STATED TASK
Work out the number of lines in the records that include the word "preset"; reply with that number alone.
[Start]
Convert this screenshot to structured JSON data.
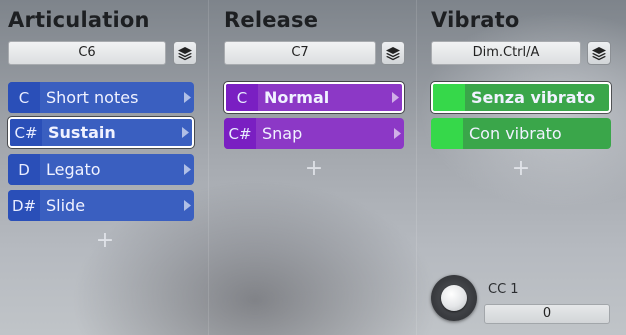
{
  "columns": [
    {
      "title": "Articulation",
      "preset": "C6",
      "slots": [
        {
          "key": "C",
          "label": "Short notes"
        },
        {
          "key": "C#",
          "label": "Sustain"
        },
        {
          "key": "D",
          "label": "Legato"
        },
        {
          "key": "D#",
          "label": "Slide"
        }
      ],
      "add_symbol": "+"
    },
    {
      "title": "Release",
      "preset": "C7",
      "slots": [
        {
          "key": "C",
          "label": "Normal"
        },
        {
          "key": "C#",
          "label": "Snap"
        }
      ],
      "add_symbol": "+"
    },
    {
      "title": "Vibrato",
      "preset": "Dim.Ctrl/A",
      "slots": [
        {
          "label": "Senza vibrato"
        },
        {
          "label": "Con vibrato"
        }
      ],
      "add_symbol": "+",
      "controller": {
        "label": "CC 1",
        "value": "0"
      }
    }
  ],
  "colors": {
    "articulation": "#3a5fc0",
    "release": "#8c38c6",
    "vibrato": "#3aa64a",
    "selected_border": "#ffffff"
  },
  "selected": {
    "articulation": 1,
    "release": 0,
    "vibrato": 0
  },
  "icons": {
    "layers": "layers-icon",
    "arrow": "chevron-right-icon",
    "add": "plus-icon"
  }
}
[End]
EXERCISE RESULT
3